| EXERCISE PROMPT |
Return all lines with the word "there" in them.

| INFORMATION GIVEN |
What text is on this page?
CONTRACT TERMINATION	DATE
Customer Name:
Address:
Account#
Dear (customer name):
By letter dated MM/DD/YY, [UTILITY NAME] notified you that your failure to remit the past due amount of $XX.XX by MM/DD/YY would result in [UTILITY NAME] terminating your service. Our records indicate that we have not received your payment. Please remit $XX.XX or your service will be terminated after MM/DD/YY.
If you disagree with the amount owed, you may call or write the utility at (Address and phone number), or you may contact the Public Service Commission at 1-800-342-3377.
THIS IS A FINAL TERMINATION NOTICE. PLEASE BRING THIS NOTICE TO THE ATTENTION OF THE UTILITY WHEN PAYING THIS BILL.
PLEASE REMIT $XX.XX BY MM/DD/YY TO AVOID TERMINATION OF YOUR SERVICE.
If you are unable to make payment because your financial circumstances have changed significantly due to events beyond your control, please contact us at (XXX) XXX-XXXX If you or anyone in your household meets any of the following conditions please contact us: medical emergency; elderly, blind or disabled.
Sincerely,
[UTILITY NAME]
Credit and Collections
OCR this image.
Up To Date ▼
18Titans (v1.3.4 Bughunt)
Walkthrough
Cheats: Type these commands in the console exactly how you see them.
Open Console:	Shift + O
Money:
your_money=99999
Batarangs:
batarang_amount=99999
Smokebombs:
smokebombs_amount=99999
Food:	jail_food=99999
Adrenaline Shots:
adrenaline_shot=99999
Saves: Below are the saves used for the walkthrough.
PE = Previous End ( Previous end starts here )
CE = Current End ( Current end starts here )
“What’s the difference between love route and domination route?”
* * *
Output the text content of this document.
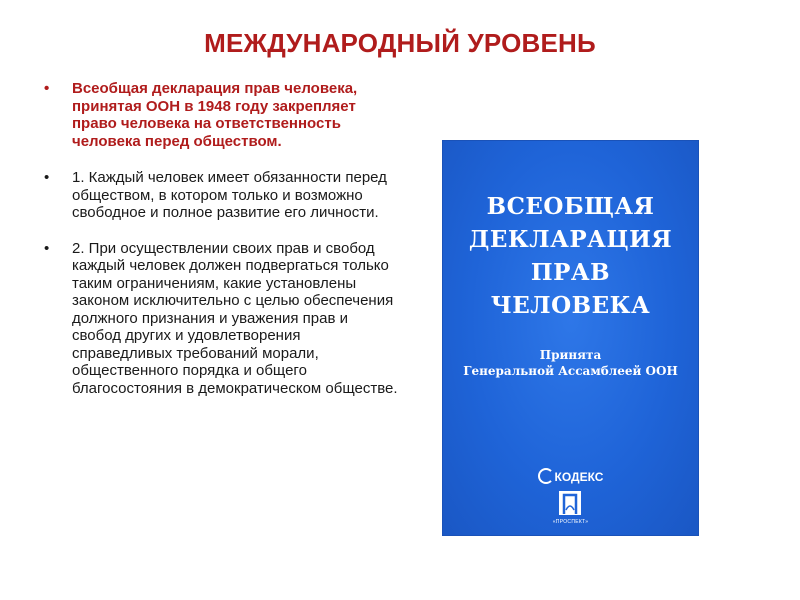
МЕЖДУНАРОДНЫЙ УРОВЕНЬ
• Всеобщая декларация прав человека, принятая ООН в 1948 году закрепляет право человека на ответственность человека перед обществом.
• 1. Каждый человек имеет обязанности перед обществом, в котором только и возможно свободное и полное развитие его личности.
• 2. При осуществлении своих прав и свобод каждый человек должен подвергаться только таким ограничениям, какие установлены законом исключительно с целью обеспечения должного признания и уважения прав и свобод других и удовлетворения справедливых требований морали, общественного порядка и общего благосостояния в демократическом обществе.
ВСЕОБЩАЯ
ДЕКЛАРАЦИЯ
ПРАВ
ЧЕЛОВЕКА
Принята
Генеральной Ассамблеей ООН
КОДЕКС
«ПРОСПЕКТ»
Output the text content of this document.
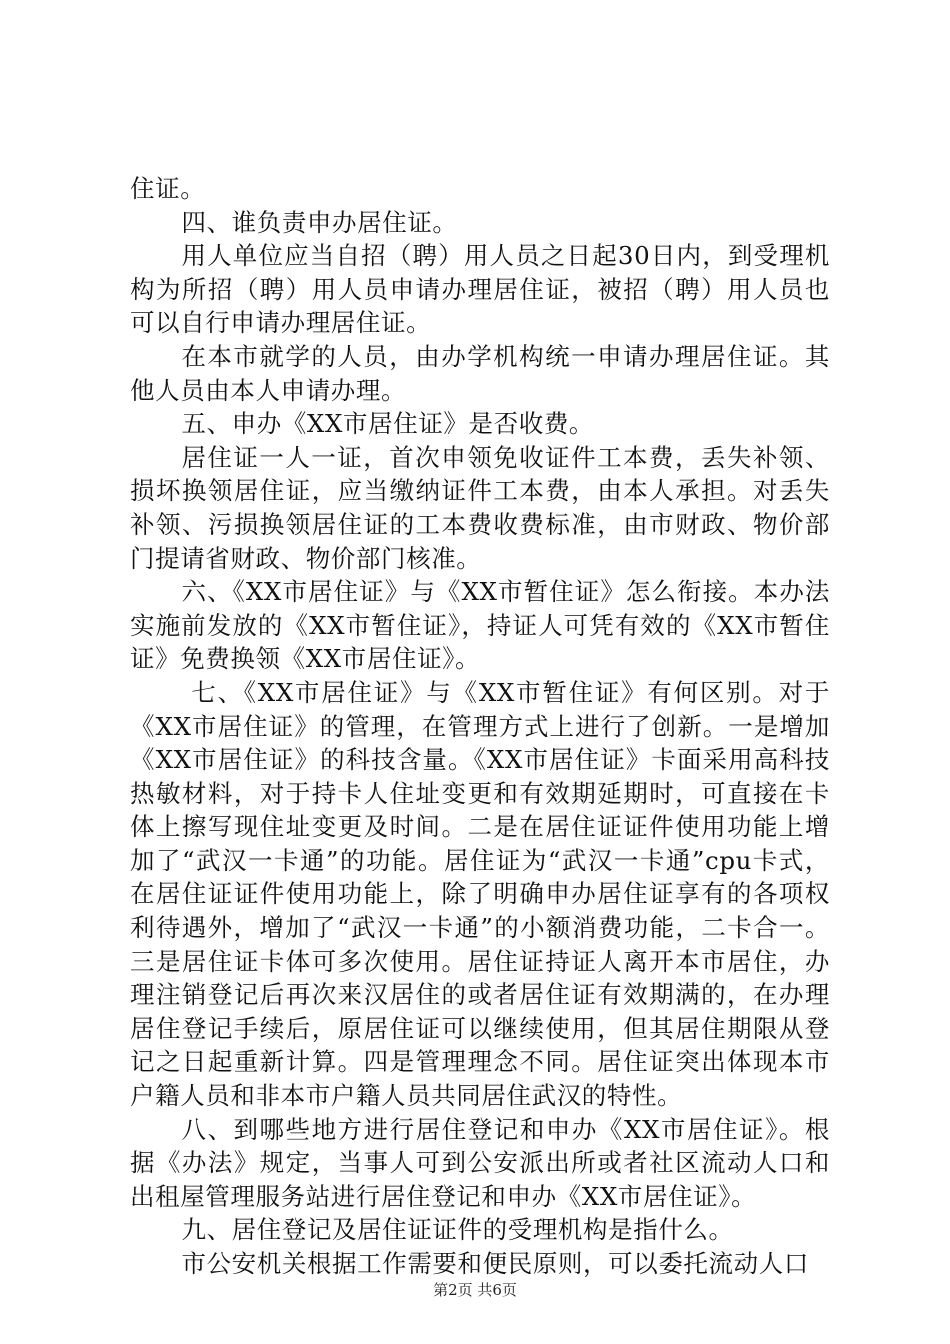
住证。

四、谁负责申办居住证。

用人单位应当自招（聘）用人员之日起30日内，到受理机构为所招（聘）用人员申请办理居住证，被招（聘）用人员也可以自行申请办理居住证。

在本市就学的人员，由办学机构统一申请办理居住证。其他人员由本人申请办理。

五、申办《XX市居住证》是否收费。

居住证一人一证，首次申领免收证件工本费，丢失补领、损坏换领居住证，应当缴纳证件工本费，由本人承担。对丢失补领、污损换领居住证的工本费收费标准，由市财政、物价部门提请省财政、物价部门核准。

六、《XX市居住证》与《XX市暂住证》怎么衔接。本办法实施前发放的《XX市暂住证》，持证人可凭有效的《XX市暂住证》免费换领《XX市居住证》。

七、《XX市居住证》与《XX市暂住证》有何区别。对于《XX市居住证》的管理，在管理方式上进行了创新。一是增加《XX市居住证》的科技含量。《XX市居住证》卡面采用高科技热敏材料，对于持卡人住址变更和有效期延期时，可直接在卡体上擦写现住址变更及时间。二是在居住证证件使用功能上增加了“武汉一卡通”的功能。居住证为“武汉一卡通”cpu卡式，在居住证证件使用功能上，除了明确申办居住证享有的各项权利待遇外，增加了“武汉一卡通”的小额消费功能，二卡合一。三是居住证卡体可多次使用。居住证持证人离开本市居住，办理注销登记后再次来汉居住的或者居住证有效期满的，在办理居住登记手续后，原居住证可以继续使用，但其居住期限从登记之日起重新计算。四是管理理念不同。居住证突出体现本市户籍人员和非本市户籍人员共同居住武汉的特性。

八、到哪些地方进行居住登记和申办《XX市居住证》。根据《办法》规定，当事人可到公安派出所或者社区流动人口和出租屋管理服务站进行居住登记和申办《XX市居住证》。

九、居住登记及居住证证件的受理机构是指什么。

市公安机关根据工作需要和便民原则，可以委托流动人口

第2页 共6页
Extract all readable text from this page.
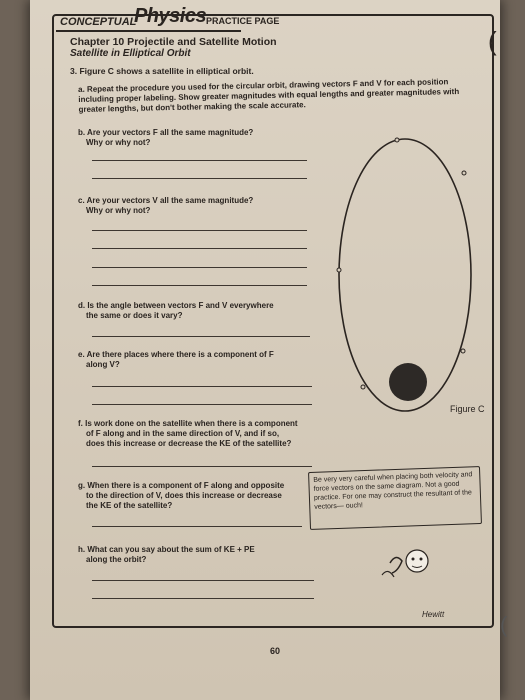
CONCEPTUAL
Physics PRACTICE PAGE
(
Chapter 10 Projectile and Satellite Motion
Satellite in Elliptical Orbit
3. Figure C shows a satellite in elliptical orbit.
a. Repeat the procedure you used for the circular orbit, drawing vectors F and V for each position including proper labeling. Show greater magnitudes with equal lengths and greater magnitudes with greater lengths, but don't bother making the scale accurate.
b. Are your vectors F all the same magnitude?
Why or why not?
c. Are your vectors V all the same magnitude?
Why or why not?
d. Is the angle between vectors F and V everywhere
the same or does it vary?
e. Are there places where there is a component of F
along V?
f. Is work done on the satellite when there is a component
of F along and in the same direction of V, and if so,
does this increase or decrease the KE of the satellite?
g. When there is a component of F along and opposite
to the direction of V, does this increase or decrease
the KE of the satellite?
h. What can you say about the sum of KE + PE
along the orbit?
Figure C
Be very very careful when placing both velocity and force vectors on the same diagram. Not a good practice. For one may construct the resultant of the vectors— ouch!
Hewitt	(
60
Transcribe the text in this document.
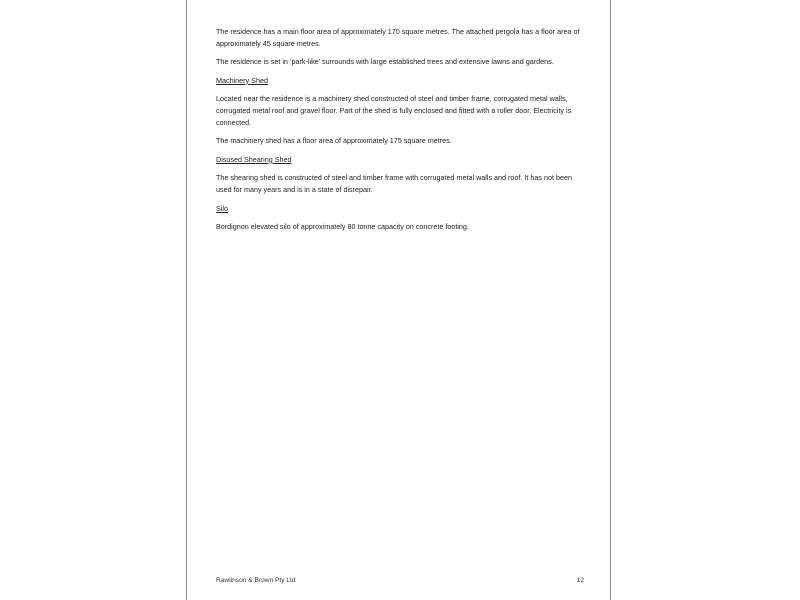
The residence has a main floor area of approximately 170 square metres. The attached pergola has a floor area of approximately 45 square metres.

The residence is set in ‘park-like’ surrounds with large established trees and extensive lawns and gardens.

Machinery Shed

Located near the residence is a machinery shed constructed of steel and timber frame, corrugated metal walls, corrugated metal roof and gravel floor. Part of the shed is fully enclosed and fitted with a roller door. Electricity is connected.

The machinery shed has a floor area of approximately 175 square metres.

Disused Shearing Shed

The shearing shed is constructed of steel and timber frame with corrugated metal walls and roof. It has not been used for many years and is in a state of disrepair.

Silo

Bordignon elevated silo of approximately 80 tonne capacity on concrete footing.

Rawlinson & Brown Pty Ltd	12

| RESPONSE TO THE TASK |
e. Are there places where there is a component of F
f. Is work done on the satellite when there is a component
g. When there is a component of F along and opposite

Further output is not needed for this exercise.